▸ **Task prompt**
Lift out each line of the data that holds "prices".

BEGIN Data for the task

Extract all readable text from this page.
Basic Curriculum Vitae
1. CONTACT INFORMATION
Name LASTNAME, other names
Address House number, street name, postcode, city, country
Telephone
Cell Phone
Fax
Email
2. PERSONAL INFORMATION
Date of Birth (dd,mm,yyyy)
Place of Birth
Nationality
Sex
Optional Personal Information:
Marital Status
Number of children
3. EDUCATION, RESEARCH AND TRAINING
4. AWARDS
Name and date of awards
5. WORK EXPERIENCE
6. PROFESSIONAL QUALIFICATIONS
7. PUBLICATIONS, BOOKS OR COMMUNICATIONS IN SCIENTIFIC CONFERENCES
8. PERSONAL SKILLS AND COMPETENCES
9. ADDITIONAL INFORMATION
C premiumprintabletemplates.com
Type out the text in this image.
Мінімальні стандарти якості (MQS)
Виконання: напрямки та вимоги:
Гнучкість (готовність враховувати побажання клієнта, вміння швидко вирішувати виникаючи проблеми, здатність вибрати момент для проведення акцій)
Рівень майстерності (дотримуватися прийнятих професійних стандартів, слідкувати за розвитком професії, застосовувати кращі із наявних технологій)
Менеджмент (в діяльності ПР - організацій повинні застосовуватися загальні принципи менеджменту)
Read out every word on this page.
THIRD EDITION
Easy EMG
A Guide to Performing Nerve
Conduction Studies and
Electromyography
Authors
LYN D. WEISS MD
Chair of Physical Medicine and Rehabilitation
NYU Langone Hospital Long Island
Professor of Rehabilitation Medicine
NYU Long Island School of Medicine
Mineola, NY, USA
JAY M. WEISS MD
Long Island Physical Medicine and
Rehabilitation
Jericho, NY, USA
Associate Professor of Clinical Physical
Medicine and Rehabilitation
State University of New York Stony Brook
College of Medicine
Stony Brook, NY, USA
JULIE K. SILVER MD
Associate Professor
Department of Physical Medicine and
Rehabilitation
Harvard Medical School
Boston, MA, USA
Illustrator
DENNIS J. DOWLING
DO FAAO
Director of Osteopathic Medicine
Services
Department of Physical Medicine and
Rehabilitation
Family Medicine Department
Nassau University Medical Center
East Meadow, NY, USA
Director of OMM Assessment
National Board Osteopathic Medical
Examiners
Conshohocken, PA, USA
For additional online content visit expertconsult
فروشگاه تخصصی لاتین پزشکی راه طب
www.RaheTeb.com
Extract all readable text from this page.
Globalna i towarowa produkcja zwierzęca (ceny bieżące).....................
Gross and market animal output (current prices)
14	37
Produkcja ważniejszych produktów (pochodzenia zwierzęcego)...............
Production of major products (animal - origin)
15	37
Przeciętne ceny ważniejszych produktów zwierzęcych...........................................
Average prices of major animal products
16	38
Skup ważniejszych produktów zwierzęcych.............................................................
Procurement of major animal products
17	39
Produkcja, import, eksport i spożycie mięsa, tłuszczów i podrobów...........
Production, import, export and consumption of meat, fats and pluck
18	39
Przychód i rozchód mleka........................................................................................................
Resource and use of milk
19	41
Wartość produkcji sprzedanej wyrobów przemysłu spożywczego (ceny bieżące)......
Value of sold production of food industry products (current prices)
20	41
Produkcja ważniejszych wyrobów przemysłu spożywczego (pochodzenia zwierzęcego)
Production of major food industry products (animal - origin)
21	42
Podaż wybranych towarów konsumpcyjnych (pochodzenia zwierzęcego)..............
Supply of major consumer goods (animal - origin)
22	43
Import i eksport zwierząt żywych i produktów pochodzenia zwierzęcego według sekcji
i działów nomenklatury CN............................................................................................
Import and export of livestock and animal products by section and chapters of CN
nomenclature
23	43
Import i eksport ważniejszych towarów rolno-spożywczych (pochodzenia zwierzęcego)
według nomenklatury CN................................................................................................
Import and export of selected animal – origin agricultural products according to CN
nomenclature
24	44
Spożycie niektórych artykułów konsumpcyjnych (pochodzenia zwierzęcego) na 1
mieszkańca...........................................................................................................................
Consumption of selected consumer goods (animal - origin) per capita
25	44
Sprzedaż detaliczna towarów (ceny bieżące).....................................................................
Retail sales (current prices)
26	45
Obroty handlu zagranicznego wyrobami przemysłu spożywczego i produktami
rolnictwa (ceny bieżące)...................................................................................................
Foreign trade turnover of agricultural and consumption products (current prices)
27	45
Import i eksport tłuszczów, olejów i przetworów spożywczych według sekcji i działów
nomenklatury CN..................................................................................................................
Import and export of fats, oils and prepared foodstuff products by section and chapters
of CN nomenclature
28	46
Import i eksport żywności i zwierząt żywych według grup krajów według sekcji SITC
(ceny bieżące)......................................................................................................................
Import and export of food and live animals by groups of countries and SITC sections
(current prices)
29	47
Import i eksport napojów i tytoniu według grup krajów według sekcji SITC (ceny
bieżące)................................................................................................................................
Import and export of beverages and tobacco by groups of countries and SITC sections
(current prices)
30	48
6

END Data for the task

▸ **Expected output**
Gross and market animal output (current prices)
Average prices of major animal products
Value of sold production of food industry products (current prices)
Retail sales (current prices)
Foreign trade turnover of agricultural and consumption products (current prices)
(current prices)
(current prices)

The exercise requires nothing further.